CHALLENGE => Return all of the entries exactly as written.

====

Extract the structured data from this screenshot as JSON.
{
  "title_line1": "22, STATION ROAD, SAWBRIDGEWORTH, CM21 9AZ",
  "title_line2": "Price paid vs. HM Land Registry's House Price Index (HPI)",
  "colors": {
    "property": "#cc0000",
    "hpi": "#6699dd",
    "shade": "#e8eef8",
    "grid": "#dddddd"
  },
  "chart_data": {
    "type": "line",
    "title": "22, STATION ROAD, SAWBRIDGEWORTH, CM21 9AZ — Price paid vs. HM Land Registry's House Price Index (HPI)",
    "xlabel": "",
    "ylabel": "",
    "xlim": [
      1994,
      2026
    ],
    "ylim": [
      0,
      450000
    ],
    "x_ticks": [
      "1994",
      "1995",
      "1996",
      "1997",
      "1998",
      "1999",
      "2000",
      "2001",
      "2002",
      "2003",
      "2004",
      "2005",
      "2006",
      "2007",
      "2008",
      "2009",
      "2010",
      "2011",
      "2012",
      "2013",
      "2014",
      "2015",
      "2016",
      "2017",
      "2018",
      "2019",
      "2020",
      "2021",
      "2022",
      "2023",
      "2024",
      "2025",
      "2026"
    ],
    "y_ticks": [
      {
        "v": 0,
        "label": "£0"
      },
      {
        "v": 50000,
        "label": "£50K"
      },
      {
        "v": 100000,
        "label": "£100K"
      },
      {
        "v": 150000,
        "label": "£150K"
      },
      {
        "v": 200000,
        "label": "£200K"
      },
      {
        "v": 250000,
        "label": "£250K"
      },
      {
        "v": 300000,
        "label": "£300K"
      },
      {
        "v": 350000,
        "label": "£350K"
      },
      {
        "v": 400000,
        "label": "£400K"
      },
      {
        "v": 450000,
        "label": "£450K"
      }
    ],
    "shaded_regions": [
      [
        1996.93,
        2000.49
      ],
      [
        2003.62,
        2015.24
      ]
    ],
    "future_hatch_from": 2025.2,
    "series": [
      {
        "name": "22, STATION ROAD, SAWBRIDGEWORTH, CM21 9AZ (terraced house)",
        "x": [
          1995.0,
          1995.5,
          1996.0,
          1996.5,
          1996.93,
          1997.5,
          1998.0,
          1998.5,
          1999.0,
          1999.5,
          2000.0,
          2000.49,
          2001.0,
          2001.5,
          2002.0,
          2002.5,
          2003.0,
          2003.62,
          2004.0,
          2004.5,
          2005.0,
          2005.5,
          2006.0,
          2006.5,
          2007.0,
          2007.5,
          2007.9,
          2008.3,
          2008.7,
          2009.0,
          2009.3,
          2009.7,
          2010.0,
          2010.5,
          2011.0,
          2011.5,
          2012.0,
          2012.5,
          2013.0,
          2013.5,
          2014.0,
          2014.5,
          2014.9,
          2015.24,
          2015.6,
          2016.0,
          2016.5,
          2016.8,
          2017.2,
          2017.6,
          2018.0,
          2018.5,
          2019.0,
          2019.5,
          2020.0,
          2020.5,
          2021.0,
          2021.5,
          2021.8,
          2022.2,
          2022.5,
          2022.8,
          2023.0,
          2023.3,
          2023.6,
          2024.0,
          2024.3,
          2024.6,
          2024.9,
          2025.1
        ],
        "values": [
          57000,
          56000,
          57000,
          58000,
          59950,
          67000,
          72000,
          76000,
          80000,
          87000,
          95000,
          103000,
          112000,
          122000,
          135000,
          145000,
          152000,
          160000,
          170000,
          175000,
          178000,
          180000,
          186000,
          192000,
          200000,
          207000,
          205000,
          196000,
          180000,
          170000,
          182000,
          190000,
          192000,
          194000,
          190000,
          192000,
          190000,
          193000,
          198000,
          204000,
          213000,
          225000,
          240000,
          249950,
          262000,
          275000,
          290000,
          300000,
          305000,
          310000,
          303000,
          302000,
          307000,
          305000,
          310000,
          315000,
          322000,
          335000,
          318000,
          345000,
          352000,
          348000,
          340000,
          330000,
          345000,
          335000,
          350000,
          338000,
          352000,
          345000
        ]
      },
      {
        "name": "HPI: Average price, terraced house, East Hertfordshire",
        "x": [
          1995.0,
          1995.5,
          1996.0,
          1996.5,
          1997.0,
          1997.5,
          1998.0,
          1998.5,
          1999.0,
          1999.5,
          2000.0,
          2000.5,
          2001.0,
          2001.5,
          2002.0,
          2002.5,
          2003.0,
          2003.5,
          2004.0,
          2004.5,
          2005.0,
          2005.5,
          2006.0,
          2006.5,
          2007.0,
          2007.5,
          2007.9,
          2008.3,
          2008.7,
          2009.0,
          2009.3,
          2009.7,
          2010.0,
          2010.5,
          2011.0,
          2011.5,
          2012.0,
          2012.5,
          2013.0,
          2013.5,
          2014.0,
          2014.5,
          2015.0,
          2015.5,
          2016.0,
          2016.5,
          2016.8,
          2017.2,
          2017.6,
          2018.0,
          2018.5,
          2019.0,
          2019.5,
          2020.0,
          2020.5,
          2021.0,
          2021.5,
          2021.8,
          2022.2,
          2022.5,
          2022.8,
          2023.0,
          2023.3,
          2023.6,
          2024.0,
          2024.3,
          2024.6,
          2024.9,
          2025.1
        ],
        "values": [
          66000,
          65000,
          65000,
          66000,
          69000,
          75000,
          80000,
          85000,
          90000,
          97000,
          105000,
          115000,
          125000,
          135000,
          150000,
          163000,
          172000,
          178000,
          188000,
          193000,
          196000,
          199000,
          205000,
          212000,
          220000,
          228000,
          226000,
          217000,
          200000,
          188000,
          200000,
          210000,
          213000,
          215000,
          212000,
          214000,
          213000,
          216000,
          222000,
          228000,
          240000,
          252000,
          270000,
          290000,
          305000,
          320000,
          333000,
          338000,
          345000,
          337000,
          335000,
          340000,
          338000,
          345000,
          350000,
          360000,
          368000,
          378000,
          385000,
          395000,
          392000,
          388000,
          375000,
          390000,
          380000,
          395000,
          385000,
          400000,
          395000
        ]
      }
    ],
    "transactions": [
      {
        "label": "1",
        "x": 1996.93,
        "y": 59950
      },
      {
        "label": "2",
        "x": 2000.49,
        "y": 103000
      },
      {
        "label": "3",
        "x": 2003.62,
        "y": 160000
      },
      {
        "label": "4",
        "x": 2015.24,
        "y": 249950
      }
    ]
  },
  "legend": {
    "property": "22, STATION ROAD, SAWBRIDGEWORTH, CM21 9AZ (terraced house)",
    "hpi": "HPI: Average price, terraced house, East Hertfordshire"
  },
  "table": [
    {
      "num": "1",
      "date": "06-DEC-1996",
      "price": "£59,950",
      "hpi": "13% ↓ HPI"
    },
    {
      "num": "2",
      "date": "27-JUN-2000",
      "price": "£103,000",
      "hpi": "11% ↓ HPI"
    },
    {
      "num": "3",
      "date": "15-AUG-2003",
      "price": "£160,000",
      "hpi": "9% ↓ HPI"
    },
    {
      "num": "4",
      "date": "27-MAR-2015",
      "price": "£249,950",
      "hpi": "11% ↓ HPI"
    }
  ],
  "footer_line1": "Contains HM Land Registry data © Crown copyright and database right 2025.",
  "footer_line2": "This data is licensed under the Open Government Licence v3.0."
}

====

FINISHED ANSWER =>
Extract the structured data from this screenshot as JSON.
{
  "title_line1": "22, STATION ROAD, SAWBRIDGEWORTH, CM21 9AZ",
  "title_line2": "Price paid vs. HM Land Registry's House Price Index (HPI)",
  "colors": {
    "property": "#cc0000",
    "hpi": "#6699dd",
    "shade": "#e8eef8",
    "grid": "#dddddd"
  },
  "chart_data": {
    "type": "line",
    "title": "22, STATION ROAD, SAWBRIDGEWORTH, CM21 9AZ — Price paid vs. HM Land Registry's House Price Index (HPI)",
    "xlabel": "",
    "ylabel": "",
    "xlim": [
      1994,
      2026
    ],
    "ylim": [
      0,
      450000
    ],
    "x_ticks": [
      "1994",
      "1995",
      "1996",
      "1997",
      "1998",
      "1999",
      "2000",
      "2001",
      "2002",
      "2003",
      "2004",
      "2005",
      "2006",
      "2007",
      "2008",
      "2009",
      "2010",
      "2011",
      "2012",
      "2013",
      "2014",
      "2015",
      "2016",
      "2017",
      "2018",
      "2019",
      "2020",
      "2021",
      "2022",
      "2023",
      "2024",
      "2025",
      "2026"
    ],
    "y_ticks": [
      {
        "v": 0,
        "label": "£0"
      },
      {
        "v": 50000,
        "label": "£50K"
      },
      {
        "v": 100000,
        "label": "£100K"
      },
      {
        "v": 150000,
        "label": "£150K"
      },
      {
        "v": 200000,
        "label": "£200K"
      },
      {
        "v": 250000,
        "label": "£250K"
      },
      {
        "v": 300000,
        "label": "£300K"
      },
      {
        "v": 350000,
        "label": "£350K"
      },
      {
        "v": 400000,
        "label": "£400K"
      },
      {
        "v": 450000,
        "label": "£450K"
      }
    ],
    "shaded_regions": [
      [
        1996.93,
        2000.49
      ],
      [
        2003.62,
        2015.24
      ]
    ],
    "future_hatch_from": 2025.2,
    "series": [
      {
        "name": "22, STATION ROAD, SAWBRIDGEWORTH, CM21 9AZ (terraced house)",
        "x": [
          1995.0,
          1995.5,
          1996.0,
          1996.5,
          1996.93,
          1997.5,
          1998.0,
          1998.5,
          1999.0,
          1999.5,
          2000.0,
          2000.49,
          2001.0,
          2001.5,
          2002.0,
          2002.5,
          2003.0,
          2003.62,
          2004.0,
          2004.5,
          2005.0,
          2005.5,
          2006.0,
          2006.5,
          2007.0,
          2007.5,
          2007.9,
          2008.3,
          2008.7,
          2009.0,
          2009.3,
          2009.7,
          2010.0,
          2010.5,
          2011.0,
          2011.5,
          2012.0,
          2012.5,
          2013.0,
          2013.5,
          2014.0,
          2014.5,
          2014.9,
          2015.24,
          2015.6,
          2016.0,
          2016.5,
          2016.8,
          2017.2,
          2017.6,
          2018.0,
          2018.5,
          2019.0,
          2019.5,
          2020.0,
          2020.5,
          2021.0,
          2021.5,
          2021.8,
          2022.2,
          2022.5,
          2022.8,
          2023.0,
          2023.3,
          2023.6,
          2024.0,
          2024.3,
          2024.6,
          2024.9,
          2025.1
        ],
        "values": [
          57000,
          56000,
          57000,
          58000,
          59950,
          67000,
          72000,
          76000,
          80000,
          87000,
          95000,
          103000,
          112000,
          122000,
          135000,
          145000,
          152000,
          160000,
          170000,
          175000,
          178000,
          180000,
          186000,
          192000,
          200000,
          207000,
          205000,
          196000,
          180000,
          170000,
          182000,
          190000,
          192000,
          194000,
          190000,
          192000,
          190000,
          193000,
          198000,
          204000,
          213000,
          225000,
          240000,
          249950,
          262000,
          275000,
          290000,
          300000,
          305000,
          310000,
          303000,
          302000,
          307000,
          305000,
          310000,
          315000,
          322000,
          335000,
          318000,
          345000,
          352000,
          348000,
          340000,
          330000,
          345000,
          335000,
          350000,
          338000,
          352000,
          345000
        ]
      },
      {
        "name": "HPI: Average price, terraced house, East Hertfordshire",
        "x": [
          1995.0,
          1995.5,
          1996.0,
          1996.5,
          1997.0,
          1997.5,
          1998.0,
          1998.5,
          1999.0,
          1999.5,
          2000.0,
          2000.5,
          2001.0,
          2001.5,
          2002.0,
          2002.5,
          2003.0,
          2003.5,
          2004.0,
          2004.5,
          2005.0,
          2005.5,
          2006.0,
          2006.5,
          2007.0,
          2007.5,
          2007.9,
          2008.3,
          2008.7,
          2009.0,
          2009.3,
          2009.7,
          2010.0,
          2010.5,
          2011.0,
          2011.5,
          2012.0,
          2012.5,
          2013.0,
          2013.5,
          2014.0,
          2014.5,
          2015.0,
          2015.5,
          2016.0,
          2016.5,
          2016.8,
          2017.2,
          2017.6,
          2018.0,
          2018.5,
          2019.0,
          2019.5,
          2020.0,
          2020.5,
          2021.0,
          2021.5,
          2021.8,
          2022.2,
          2022.5,
          2022.8,
          2023.0,
          2023.3,
          2023.6,
          2024.0,
          2024.3,
          2024.6,
          2024.9,
          2025.1
        ],
        "values": [
          66000,
          65000,
          65000,
          66000,
          69000,
          75000,
          80000,
          85000,
          90000,
          97000,
          105000,
          115000,
          125000,
          135000,
          150000,
          163000,
          172000,
          178000,
          188000,
          193000,
          196000,
          199000,
          205000,
          212000,
          220000,
          228000,
          226000,
          217000,
          200000,
          188000,
          200000,
          210000,
          213000,
          215000,
          212000,
          214000,
          213000,
          216000,
          222000,
          228000,
          240000,
          252000,
          270000,
          290000,
          305000,
          320000,
          333000,
          338000,
          345000,
          337000,
          335000,
          340000,
          338000,
          345000,
          350000,
          360000,
          368000,
          378000,
          385000,
          395000,
          392000,
          388000,
          375000,
          390000,
          380000,
          395000,
          385000,
          400000,
          395000
        ]
      }
    ],
    "transactions": [
      {
        "label": "1",
        "x": 1996.93,
        "y": 59950
      },
      {
        "label": "2",
        "x": 2000.49,
        "y": 103000
      },
      {
        "label": "3",
        "x": 2003.62,
        "y": 160000
      },
      {
        "label": "4",
        "x": 2015.24,
        "y": 249950
      }
    ]
  },
  "legend": {
    "property": "22, STATION ROAD, SAWBRIDGEWORTH, CM21 9AZ (terraced house)",
    "hpi": "HPI: Average price, terraced house, East Hertfordshire"
  },
  "table": [
    {
      "num": "1",
      "date": "06-DEC-1996",
      "price": "£59,950",
      "hpi": "13% ↓ HPI"
    },
    {
      "num": "2",
      "date": "27-JUN-2000",
      "price": "£103,000",
      "hpi": "11% ↓ HPI"
    },
    {
      "num": "3",
      "date": "15-AUG-2003",
      "price": "£160,000",
      "hpi": "9% ↓ HPI"
    },
    {
      "num": "4",
      "date": "27-MAR-2015",
      "price": "£249,950",
      "hpi": "11% ↓ HPI"
    }
  ],
  "footer_line1": "Contains HM Land Registry data © Crown copyright and database right 2025.",
  "footer_line2": "This data is licensed under the Open Government Licence v3.0."
}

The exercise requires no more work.